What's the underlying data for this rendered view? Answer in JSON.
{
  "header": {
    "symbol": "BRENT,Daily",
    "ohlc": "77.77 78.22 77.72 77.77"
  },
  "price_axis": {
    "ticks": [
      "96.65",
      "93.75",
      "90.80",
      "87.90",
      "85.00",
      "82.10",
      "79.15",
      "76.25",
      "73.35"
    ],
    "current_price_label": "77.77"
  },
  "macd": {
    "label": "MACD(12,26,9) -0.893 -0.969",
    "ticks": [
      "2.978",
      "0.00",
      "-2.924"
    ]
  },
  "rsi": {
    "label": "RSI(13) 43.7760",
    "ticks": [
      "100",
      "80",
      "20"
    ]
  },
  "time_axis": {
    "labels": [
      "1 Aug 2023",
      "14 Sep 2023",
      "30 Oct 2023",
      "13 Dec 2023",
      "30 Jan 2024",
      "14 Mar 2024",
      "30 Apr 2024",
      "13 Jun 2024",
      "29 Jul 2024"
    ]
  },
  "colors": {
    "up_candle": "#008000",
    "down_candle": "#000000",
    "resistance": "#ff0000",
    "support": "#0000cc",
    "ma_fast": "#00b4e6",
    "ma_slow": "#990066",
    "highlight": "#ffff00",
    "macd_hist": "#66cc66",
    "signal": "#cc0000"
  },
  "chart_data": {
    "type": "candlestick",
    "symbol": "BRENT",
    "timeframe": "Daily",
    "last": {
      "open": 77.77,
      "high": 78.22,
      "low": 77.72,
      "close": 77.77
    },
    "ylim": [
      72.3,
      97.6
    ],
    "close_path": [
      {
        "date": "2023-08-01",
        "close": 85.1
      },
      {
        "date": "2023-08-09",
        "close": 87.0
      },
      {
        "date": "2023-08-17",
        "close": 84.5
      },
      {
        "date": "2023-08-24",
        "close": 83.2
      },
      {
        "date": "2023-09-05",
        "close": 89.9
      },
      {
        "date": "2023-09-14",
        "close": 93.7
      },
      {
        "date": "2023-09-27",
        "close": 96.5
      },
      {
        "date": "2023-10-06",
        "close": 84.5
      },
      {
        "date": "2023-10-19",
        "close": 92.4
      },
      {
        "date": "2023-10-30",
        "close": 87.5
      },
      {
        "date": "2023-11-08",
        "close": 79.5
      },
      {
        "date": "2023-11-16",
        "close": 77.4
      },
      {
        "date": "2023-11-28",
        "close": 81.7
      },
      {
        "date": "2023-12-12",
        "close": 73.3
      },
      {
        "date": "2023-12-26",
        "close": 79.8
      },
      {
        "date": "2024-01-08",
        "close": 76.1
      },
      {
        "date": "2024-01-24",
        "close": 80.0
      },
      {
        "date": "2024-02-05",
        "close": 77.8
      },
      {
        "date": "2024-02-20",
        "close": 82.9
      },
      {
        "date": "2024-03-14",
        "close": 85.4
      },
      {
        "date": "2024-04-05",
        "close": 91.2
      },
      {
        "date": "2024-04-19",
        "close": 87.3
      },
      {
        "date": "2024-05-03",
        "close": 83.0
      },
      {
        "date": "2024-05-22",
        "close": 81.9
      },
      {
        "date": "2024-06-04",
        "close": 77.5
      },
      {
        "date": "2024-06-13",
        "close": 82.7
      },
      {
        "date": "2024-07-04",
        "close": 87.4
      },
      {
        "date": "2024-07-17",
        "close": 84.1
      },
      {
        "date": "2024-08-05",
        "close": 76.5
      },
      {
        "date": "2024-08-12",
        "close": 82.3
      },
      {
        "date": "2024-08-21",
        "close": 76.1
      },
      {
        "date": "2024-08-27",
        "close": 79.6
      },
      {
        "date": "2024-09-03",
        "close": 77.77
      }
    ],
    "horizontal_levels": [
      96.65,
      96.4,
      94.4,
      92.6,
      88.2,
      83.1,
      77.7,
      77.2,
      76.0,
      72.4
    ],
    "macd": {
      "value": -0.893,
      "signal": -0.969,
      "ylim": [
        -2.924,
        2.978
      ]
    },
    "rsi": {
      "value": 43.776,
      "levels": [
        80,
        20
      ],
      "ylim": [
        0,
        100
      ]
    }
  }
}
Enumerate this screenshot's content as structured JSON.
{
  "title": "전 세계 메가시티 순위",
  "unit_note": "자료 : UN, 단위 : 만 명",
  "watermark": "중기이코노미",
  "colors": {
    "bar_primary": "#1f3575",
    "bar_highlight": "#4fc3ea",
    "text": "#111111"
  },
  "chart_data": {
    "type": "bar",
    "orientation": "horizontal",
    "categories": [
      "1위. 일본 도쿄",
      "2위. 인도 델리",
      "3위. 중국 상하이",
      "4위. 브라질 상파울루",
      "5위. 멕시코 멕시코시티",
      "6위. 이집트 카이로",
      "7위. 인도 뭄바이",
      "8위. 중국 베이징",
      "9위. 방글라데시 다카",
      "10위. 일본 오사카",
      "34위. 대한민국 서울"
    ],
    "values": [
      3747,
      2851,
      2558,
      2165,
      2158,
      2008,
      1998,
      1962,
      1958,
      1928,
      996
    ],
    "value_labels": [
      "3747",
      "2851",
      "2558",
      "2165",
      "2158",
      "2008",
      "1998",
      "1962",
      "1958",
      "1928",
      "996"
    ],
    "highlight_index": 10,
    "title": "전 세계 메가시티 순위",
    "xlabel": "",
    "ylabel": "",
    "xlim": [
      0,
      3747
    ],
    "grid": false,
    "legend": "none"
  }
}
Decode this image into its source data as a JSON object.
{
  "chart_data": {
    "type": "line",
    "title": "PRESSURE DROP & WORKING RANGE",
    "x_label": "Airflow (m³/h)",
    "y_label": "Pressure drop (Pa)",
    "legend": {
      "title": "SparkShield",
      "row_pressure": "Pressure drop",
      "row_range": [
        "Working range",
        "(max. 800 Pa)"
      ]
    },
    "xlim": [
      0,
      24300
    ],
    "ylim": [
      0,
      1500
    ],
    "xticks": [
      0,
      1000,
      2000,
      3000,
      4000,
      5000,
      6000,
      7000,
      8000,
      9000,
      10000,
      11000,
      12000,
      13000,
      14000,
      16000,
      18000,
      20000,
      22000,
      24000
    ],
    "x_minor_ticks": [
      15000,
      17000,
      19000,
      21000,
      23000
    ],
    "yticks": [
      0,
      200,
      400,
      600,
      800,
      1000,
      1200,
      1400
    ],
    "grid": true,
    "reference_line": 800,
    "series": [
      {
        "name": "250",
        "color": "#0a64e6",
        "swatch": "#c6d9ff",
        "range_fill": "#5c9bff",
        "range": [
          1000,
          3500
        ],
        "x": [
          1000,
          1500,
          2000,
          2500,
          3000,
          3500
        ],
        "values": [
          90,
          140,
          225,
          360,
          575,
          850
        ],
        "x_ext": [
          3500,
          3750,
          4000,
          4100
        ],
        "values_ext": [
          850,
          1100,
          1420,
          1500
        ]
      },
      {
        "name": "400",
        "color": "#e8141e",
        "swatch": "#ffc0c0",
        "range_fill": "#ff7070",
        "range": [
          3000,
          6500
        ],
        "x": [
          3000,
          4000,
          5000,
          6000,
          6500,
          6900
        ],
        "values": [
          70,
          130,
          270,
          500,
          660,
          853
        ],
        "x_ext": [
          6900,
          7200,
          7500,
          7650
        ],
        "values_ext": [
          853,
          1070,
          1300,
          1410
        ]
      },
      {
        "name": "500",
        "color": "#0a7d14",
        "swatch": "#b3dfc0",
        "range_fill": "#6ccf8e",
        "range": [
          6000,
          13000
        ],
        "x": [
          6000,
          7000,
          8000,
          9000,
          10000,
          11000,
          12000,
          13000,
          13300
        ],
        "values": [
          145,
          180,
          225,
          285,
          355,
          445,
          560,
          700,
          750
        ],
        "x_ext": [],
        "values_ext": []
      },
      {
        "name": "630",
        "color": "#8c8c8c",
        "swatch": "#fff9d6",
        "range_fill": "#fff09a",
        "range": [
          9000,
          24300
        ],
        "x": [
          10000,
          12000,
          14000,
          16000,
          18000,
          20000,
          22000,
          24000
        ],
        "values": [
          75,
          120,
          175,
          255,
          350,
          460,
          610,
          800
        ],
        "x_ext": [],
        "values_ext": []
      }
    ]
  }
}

#####

# Work to complete
Return every line of the preceding records in which the word "Daily" appears.

# Answer to this task
    "symbol": "BRENT,Daily",
    "timeframe": "Daily",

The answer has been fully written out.